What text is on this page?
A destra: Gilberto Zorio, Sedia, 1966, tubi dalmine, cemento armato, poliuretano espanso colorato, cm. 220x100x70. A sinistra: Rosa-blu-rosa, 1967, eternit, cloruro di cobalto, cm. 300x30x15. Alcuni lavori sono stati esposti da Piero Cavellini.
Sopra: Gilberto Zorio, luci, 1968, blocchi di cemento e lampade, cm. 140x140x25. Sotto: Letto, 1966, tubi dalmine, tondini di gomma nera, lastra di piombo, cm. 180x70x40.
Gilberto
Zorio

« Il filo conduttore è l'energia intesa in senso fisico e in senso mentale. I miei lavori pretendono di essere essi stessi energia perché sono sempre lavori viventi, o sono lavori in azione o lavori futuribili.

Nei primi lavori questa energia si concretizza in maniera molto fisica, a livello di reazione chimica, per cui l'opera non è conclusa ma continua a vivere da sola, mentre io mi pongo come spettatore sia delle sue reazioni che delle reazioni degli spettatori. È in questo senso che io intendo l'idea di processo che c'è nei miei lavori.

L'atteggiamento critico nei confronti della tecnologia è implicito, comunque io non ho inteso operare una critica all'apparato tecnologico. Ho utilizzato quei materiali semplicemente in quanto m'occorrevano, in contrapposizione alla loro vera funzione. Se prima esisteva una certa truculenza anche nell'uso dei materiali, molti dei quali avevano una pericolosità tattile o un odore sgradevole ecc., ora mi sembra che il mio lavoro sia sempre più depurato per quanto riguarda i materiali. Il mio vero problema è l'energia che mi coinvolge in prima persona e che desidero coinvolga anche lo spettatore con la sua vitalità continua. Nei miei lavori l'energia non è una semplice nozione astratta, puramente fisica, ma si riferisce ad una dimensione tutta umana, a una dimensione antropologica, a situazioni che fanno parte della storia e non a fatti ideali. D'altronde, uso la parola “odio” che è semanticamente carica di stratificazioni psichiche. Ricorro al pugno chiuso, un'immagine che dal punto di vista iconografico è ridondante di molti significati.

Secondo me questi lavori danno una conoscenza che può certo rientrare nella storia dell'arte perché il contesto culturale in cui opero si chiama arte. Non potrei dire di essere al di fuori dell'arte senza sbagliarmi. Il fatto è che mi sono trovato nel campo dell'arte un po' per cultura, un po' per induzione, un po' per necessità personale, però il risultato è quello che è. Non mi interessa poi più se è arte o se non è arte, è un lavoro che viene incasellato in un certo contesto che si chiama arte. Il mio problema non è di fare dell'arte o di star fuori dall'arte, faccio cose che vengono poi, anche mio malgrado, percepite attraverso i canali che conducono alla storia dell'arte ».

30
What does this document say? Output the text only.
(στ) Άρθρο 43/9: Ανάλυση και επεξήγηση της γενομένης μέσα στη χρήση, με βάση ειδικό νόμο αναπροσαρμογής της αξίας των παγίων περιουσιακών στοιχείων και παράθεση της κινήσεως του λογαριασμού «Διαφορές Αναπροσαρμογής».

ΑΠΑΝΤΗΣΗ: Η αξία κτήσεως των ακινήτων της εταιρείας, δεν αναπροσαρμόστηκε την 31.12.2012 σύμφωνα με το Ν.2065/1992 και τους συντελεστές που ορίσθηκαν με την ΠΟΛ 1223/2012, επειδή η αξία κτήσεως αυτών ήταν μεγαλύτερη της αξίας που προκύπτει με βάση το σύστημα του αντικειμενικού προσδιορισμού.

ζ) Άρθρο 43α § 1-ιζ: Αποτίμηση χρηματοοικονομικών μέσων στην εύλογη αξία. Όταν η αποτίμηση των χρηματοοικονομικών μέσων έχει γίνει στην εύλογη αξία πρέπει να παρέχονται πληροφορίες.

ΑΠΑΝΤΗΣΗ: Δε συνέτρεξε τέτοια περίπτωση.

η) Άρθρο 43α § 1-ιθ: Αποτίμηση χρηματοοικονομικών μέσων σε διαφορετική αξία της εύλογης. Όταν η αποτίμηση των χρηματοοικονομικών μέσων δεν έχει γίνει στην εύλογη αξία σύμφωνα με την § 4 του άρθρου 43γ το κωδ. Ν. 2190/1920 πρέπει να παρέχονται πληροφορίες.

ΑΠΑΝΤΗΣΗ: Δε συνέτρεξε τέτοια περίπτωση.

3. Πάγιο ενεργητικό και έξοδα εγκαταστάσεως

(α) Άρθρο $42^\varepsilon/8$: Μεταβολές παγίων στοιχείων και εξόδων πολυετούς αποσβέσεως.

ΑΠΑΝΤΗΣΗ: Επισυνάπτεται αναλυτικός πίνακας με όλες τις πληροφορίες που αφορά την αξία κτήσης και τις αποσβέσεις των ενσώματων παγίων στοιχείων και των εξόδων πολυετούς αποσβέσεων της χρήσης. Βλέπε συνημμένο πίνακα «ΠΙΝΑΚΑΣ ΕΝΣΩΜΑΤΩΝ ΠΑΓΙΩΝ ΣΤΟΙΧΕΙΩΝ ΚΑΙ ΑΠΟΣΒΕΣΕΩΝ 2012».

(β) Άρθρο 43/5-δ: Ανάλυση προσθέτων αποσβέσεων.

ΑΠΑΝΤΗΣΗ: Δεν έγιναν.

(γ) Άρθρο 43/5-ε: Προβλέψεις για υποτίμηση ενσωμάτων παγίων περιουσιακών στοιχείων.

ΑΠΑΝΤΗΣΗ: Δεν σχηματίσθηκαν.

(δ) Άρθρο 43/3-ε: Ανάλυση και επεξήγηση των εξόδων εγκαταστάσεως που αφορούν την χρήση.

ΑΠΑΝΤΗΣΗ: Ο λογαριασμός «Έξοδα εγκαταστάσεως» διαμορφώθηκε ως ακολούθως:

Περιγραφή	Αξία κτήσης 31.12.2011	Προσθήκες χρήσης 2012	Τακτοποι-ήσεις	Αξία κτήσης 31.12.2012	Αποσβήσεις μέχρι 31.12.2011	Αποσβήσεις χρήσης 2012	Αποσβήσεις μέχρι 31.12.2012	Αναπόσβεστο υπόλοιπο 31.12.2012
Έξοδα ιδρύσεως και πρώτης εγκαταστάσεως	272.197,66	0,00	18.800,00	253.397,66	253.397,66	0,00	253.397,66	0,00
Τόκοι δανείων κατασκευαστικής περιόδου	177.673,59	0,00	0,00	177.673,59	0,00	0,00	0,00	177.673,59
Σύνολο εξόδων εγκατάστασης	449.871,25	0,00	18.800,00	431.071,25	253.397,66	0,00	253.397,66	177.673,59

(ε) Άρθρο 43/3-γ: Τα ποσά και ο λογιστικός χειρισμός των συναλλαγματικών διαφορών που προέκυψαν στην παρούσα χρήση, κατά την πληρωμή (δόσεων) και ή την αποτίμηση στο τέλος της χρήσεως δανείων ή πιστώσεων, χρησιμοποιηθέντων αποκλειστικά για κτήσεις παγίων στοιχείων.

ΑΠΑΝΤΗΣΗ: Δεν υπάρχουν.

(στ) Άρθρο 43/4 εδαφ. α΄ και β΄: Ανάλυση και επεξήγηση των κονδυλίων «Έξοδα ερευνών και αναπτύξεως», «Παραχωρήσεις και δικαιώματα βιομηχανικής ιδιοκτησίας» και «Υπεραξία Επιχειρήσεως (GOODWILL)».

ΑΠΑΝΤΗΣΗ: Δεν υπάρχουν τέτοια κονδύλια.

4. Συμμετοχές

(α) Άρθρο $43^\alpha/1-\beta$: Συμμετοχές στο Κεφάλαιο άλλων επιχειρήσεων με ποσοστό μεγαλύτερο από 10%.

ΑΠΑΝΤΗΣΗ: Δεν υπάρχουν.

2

------

## Request:
Whichever lines contain the string "πολυετούς", select and copy them.

## Exercise solution:
(α) Άρθρο $42^\varepsilon/8$: Μεταβολές παγίων στοιχείων και εξόδων πολυετούς αποσβέσεως.
ΑΠΑΝΤΗΣΗ: Επισυνάπτεται αναλυτικός πίνακας με όλες τις πληροφορίες που αφορά την αξία κτήσης και τις αποσβέσεις των ενσώματων παγίων στοιχείων και των εξόδων πολυετούς αποσβέσεων της χρήσης. Βλέπε συνημμένο πίνακα «ΠΙΝΑΚΑΣ ΕΝΣΩΜΑΤΩΝ ΠΑΓΙΩΝ ΣΤΟΙΧΕΙΩΝ ΚΑΙ ΑΠΟΣΒΕΣΕΩΝ 2012».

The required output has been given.